#### [Collected data entries]
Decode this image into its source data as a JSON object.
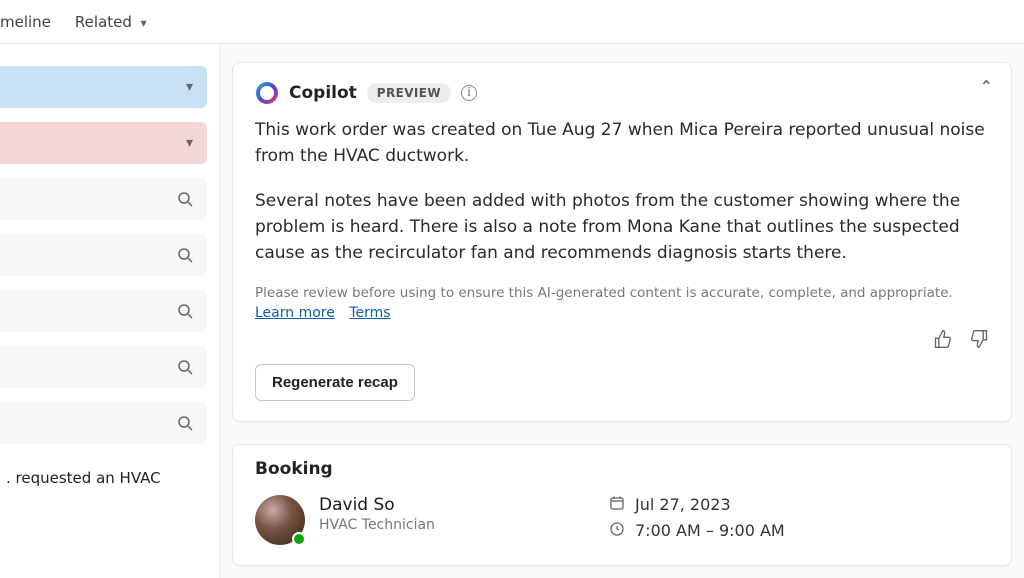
{
  "tabs": {
    "timeline": "meline",
    "related": "Related"
  },
  "sidebar": {
    "footer_text": ". requested an HVAC"
  },
  "copilot": {
    "title": "Copilot",
    "preview_label": "PREVIEW",
    "p1": "This work order was created on Tue Aug 27 when Mica Pereira reported unusual noise from the HVAC ductwork.",
    "p2": "Several notes have been added with photos from the customer showing where the problem is heard. There is also a note from Mona Kane that outlines the suspected cause as the recirculator fan and recommends diagnosis starts there.",
    "disclaimer": "Please review before using to ensure this AI-generated content is accurate, complete, and appropriate.",
    "learn_more": "Learn more",
    "terms": "Terms",
    "regenerate": "Regenerate recap"
  },
  "booking": {
    "section_title": "Booking",
    "resource_name": "David So",
    "resource_role": "HVAC Technician",
    "date": "Jul 27, 2023",
    "time": "7:00 AM – 9:00 AM"
  }
}
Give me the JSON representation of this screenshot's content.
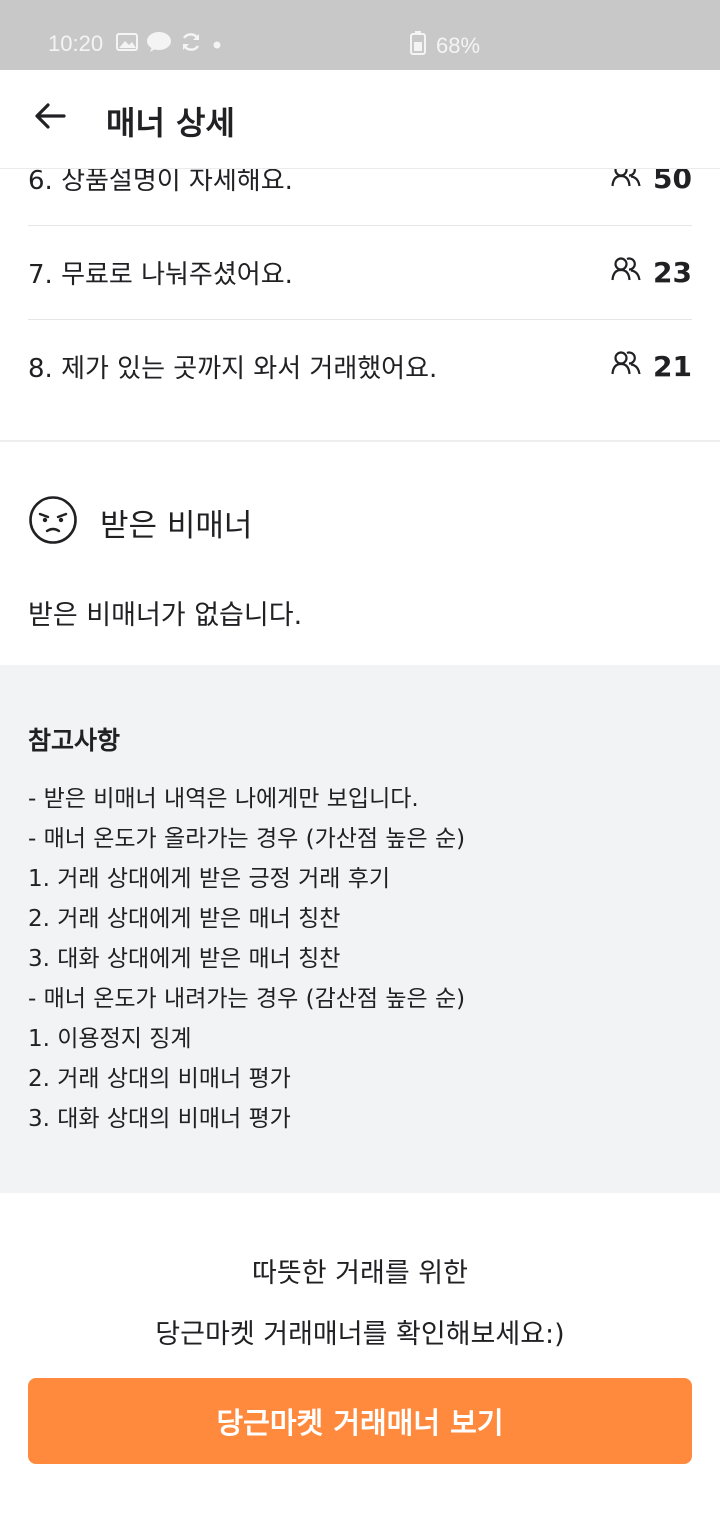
{
  "status_bar": {
    "time": "10:20",
    "battery": "68%"
  },
  "app_bar": {
    "title": "매너 상세"
  },
  "manner_items": [
    {
      "label": "6. 상품설명이 자세해요.",
      "count": "50"
    },
    {
      "label": "7. 무료로 나눠주셨어요.",
      "count": "23"
    },
    {
      "label": "8. 제가 있는 곳까지 와서 거래했어요.",
      "count": "21"
    }
  ],
  "bad_manner": {
    "title": "받은 비매너",
    "empty": "받은 비매너가 없습니다."
  },
  "notes": {
    "title": "참고사항",
    "lines": [
      "- 받은 비매너 내역은 나에게만 보입니다.",
      "- 매너 온도가 올라가는 경우 (가산점 높은 순)",
      "1. 거래 상대에게 받은 긍정 거래 후기",
      "2. 거래 상대에게 받은 매너 칭찬",
      "3. 대화 상대에게 받은 매너 칭찬",
      "- 매너 온도가 내려가는 경우 (감산점 높은 순)",
      "1. 이용정지 징계",
      "2. 거래 상대의 비매너 평가",
      "3. 대화 상대의 비매너 평가"
    ]
  },
  "cta": {
    "line1": "따뜻한 거래를 위한",
    "line2": "당근마켓 거래매너를 확인해보세요:)",
    "button": "당근마켓 거래매너 보기"
  },
  "icons": {
    "back": "arrow-left-icon",
    "people": "people-icon",
    "frown": "annoyed-face-icon"
  },
  "colors": {
    "accent": "#ff8a3d",
    "notes_bg": "#f2f3f5",
    "status_bar": "#c8c8c8"
  }
}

#### [WHAT THE TASK ASKS]
Skip the pictures. Please copy exactly the lines from the one with "Give me the" through the final line of the material above, both ends included.

#### [SOLVED EXERCISE]
Give me the JSON representation of this screenshot's content.
{
  "status_bar": {
    "time": "10:20",
    "battery": "68%"
  },
  "app_bar": {
    "title": "매너 상세"
  },
  "manner_items": [
    {
      "label": "6. 상품설명이 자세해요.",
      "count": "50"
    },
    {
      "label": "7. 무료로 나눠주셨어요.",
      "count": "23"
    },
    {
      "label": "8. 제가 있는 곳까지 와서 거래했어요.",
      "count": "21"
    }
  ],
  "bad_manner": {
    "title": "받은 비매너",
    "empty": "받은 비매너가 없습니다."
  },
  "notes": {
    "title": "참고사항",
    "lines": [
      "- 받은 비매너 내역은 나에게만 보입니다.",
      "- 매너 온도가 올라가는 경우 (가산점 높은 순)",
      "1. 거래 상대에게 받은 긍정 거래 후기",
      "2. 거래 상대에게 받은 매너 칭찬",
      "3. 대화 상대에게 받은 매너 칭찬",
      "- 매너 온도가 내려가는 경우 (감산점 높은 순)",
      "1. 이용정지 징계",
      "2. 거래 상대의 비매너 평가",
      "3. 대화 상대의 비매너 평가"
    ]
  },
  "cta": {
    "line1": "따뜻한 거래를 위한",
    "line2": "당근마켓 거래매너를 확인해보세요:)",
    "button": "당근마켓 거래매너 보기"
  },
  "icons": {
    "back": "arrow-left-icon",
    "people": "people-icon",
    "frown": "annoyed-face-icon"
  },
  "colors": {
    "accent": "#ff8a3d",
    "notes_bg": "#f2f3f5",
    "status_bar": "#c8c8c8"
  }
}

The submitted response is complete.